Recorded data:
== == ==

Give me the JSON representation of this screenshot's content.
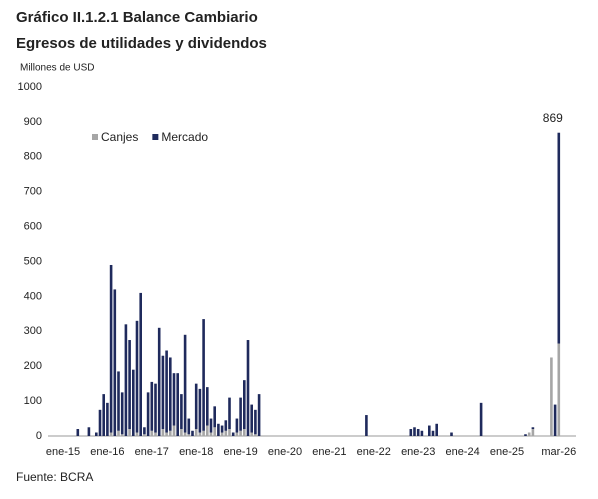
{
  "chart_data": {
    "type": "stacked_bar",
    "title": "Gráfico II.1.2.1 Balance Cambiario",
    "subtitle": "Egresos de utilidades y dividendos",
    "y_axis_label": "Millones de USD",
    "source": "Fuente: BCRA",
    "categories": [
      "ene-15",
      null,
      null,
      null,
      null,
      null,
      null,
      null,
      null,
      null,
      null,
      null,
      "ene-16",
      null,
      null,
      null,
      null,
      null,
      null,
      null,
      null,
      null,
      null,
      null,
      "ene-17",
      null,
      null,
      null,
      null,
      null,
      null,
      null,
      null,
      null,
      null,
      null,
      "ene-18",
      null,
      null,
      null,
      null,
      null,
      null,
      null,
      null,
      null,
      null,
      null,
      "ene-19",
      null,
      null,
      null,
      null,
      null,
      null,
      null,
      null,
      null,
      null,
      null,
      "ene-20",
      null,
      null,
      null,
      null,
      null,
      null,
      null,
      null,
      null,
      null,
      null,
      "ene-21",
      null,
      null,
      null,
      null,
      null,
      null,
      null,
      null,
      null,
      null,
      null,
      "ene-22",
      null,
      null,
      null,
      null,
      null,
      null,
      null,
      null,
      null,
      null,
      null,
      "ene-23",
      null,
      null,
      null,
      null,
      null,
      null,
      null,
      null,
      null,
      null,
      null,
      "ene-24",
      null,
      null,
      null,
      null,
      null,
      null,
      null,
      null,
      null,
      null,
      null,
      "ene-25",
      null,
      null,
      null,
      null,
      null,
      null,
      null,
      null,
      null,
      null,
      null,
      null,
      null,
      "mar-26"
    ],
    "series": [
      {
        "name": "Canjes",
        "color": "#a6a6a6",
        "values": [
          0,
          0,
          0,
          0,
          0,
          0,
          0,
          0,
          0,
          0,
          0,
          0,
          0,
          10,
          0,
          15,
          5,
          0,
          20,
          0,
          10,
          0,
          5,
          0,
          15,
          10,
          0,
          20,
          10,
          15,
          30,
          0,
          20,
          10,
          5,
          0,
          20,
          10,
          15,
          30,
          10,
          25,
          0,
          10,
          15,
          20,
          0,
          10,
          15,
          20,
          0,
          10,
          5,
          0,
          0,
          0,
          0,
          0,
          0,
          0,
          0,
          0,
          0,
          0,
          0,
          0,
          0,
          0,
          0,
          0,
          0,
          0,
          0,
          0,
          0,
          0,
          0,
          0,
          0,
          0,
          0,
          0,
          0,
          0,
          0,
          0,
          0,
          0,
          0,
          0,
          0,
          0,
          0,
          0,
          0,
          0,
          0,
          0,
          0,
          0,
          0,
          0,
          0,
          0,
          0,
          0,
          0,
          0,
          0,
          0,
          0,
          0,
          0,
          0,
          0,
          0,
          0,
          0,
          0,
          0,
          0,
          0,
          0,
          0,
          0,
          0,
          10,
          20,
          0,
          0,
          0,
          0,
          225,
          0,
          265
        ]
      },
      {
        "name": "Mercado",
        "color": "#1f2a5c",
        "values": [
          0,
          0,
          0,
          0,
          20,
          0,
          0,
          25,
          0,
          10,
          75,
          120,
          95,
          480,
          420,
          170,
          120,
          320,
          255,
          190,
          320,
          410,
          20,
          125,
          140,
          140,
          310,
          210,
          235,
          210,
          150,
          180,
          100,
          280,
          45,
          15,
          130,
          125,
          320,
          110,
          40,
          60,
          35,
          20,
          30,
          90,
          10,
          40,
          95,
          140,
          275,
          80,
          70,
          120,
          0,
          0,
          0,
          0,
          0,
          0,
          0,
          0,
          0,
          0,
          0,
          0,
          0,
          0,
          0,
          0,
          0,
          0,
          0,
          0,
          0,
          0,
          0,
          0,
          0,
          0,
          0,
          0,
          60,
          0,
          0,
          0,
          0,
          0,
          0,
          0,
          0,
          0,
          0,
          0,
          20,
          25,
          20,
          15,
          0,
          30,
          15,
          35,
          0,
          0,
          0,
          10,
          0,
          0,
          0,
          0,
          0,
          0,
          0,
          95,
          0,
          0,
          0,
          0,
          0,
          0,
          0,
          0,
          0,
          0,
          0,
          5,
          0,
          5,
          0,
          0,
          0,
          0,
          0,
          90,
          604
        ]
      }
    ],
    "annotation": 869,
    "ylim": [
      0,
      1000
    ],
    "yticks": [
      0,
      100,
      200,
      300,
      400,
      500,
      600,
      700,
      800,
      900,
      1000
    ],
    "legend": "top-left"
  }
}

== == ==

## SET EXERCISE
Copy out all of the material exactly as written, without its pictures.

## THE RESPONSE
Give me the JSON representation of this screenshot's content.
{
  "chart_data": {
    "type": "stacked_bar",
    "title": "Gráfico II.1.2.1 Balance Cambiario",
    "subtitle": "Egresos de utilidades y dividendos",
    "y_axis_label": "Millones de USD",
    "source": "Fuente: BCRA",
    "categories": [
      "ene-15",
      null,
      null,
      null,
      null,
      null,
      null,
      null,
      null,
      null,
      null,
      null,
      "ene-16",
      null,
      null,
      null,
      null,
      null,
      null,
      null,
      null,
      null,
      null,
      null,
      "ene-17",
      null,
      null,
      null,
      null,
      null,
      null,
      null,
      null,
      null,
      null,
      null,
      "ene-18",
      null,
      null,
      null,
      null,
      null,
      null,
      null,
      null,
      null,
      null,
      null,
      "ene-19",
      null,
      null,
      null,
      null,
      null,
      null,
      null,
      null,
      null,
      null,
      null,
      "ene-20",
      null,
      null,
      null,
      null,
      null,
      null,
      null,
      null,
      null,
      null,
      null,
      "ene-21",
      null,
      null,
      null,
      null,
      null,
      null,
      null,
      null,
      null,
      null,
      null,
      "ene-22",
      null,
      null,
      null,
      null,
      null,
      null,
      null,
      null,
      null,
      null,
      null,
      "ene-23",
      null,
      null,
      null,
      null,
      null,
      null,
      null,
      null,
      null,
      null,
      null,
      "ene-24",
      null,
      null,
      null,
      null,
      null,
      null,
      null,
      null,
      null,
      null,
      null,
      "ene-25",
      null,
      null,
      null,
      null,
      null,
      null,
      null,
      null,
      null,
      null,
      null,
      null,
      null,
      "mar-26"
    ],
    "series": [
      {
        "name": "Canjes",
        "color": "#a6a6a6",
        "values": [
          0,
          0,
          0,
          0,
          0,
          0,
          0,
          0,
          0,
          0,
          0,
          0,
          0,
          10,
          0,
          15,
          5,
          0,
          20,
          0,
          10,
          0,
          5,
          0,
          15,
          10,
          0,
          20,
          10,
          15,
          30,
          0,
          20,
          10,
          5,
          0,
          20,
          10,
          15,
          30,
          10,
          25,
          0,
          10,
          15,
          20,
          0,
          10,
          15,
          20,
          0,
          10,
          5,
          0,
          0,
          0,
          0,
          0,
          0,
          0,
          0,
          0,
          0,
          0,
          0,
          0,
          0,
          0,
          0,
          0,
          0,
          0,
          0,
          0,
          0,
          0,
          0,
          0,
          0,
          0,
          0,
          0,
          0,
          0,
          0,
          0,
          0,
          0,
          0,
          0,
          0,
          0,
          0,
          0,
          0,
          0,
          0,
          0,
          0,
          0,
          0,
          0,
          0,
          0,
          0,
          0,
          0,
          0,
          0,
          0,
          0,
          0,
          0,
          0,
          0,
          0,
          0,
          0,
          0,
          0,
          0,
          0,
          0,
          0,
          0,
          0,
          10,
          20,
          0,
          0,
          0,
          0,
          225,
          0,
          265
        ]
      },
      {
        "name": "Mercado",
        "color": "#1f2a5c",
        "values": [
          0,
          0,
          0,
          0,
          20,
          0,
          0,
          25,
          0,
          10,
          75,
          120,
          95,
          480,
          420,
          170,
          120,
          320,
          255,
          190,
          320,
          410,
          20,
          125,
          140,
          140,
          310,
          210,
          235,
          210,
          150,
          180,
          100,
          280,
          45,
          15,
          130,
          125,
          320,
          110,
          40,
          60,
          35,
          20,
          30,
          90,
          10,
          40,
          95,
          140,
          275,
          80,
          70,
          120,
          0,
          0,
          0,
          0,
          0,
          0,
          0,
          0,
          0,
          0,
          0,
          0,
          0,
          0,
          0,
          0,
          0,
          0,
          0,
          0,
          0,
          0,
          0,
          0,
          0,
          0,
          0,
          0,
          60,
          0,
          0,
          0,
          0,
          0,
          0,
          0,
          0,
          0,
          0,
          0,
          20,
          25,
          20,
          15,
          0,
          30,
          15,
          35,
          0,
          0,
          0,
          10,
          0,
          0,
          0,
          0,
          0,
          0,
          0,
          95,
          0,
          0,
          0,
          0,
          0,
          0,
          0,
          0,
          0,
          0,
          0,
          5,
          0,
          5,
          0,
          0,
          0,
          0,
          0,
          90,
          604
        ]
      }
    ],
    "annotation": 869,
    "ylim": [
      0,
      1000
    ],
    "yticks": [
      0,
      100,
      200,
      300,
      400,
      500,
      600,
      700,
      800,
      900,
      1000
    ],
    "legend": "top-left"
  }
}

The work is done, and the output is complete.